### [Problem details]
Write every entry out again exactly, please, and skip the pictures.

▬▬▬▬▬▬

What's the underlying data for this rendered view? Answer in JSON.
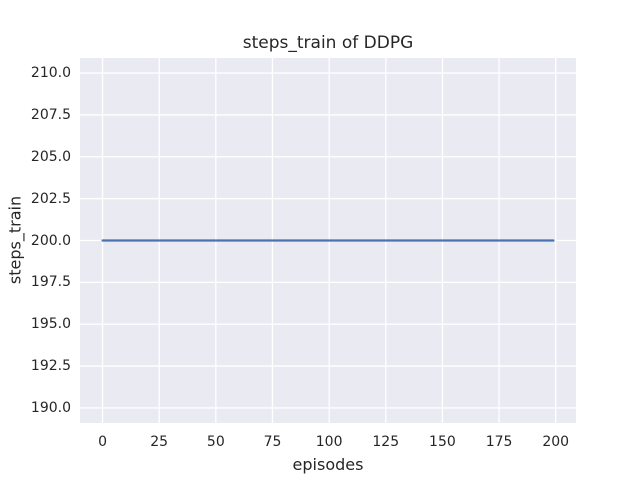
{
  "chart_data": {
    "type": "line",
    "title": "steps_train of DDPG",
    "xlabel": "episodes",
    "ylabel": "steps_train",
    "xlim": [
      -9.95,
      208.95
    ],
    "ylim": [
      189.1,
      210.9
    ],
    "grid": true,
    "legend": false,
    "plot_background_color": "#eaeaf2",
    "grid_color": "#ffffff",
    "text_color": "#262626",
    "x_ticks": {
      "values": [
        0,
        25,
        50,
        75,
        100,
        125,
        150,
        175,
        200
      ],
      "labels": [
        "0",
        "25",
        "50",
        "75",
        "100",
        "125",
        "150",
        "175",
        "200"
      ]
    },
    "y_ticks": {
      "values": [
        190,
        192.5,
        195,
        197.5,
        200,
        202.5,
        205,
        207.5,
        210
      ],
      "labels": [
        "190.0",
        "192.5",
        "195.0",
        "197.5",
        "200.0",
        "202.5",
        "205.0",
        "207.5",
        "210.0"
      ]
    },
    "series": [
      {
        "name": "steps_train",
        "color": "#4c72b0",
        "x": [
          0,
          199
        ],
        "y": [
          200,
          200
        ],
        "note": "constant value 200 across all episodes 0-199"
      }
    ]
  }
}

▬▬▬▬▬▬

### [Worked solution]
What's the underlying data for this rendered view? Answer in JSON.
{
  "chart_data": {
    "type": "line",
    "title": "steps_train of DDPG",
    "xlabel": "episodes",
    "ylabel": "steps_train",
    "xlim": [
      -9.95,
      208.95
    ],
    "ylim": [
      189.1,
      210.9
    ],
    "grid": true,
    "legend": false,
    "plot_background_color": "#eaeaf2",
    "grid_color": "#ffffff",
    "text_color": "#262626",
    "x_ticks": {
      "values": [
        0,
        25,
        50,
        75,
        100,
        125,
        150,
        175,
        200
      ],
      "labels": [
        "0",
        "25",
        "50",
        "75",
        "100",
        "125",
        "150",
        "175",
        "200"
      ]
    },
    "y_ticks": {
      "values": [
        190,
        192.5,
        195,
        197.5,
        200,
        202.5,
        205,
        207.5,
        210
      ],
      "labels": [
        "190.0",
        "192.5",
        "195.0",
        "197.5",
        "200.0",
        "202.5",
        "205.0",
        "207.5",
        "210.0"
      ]
    },
    "series": [
      {
        "name": "steps_train",
        "color": "#4c72b0",
        "x": [
          0,
          199
        ],
        "y": [
          200,
          200
        ],
        "note": "constant value 200 across all episodes 0-199"
      }
    ]
  }
}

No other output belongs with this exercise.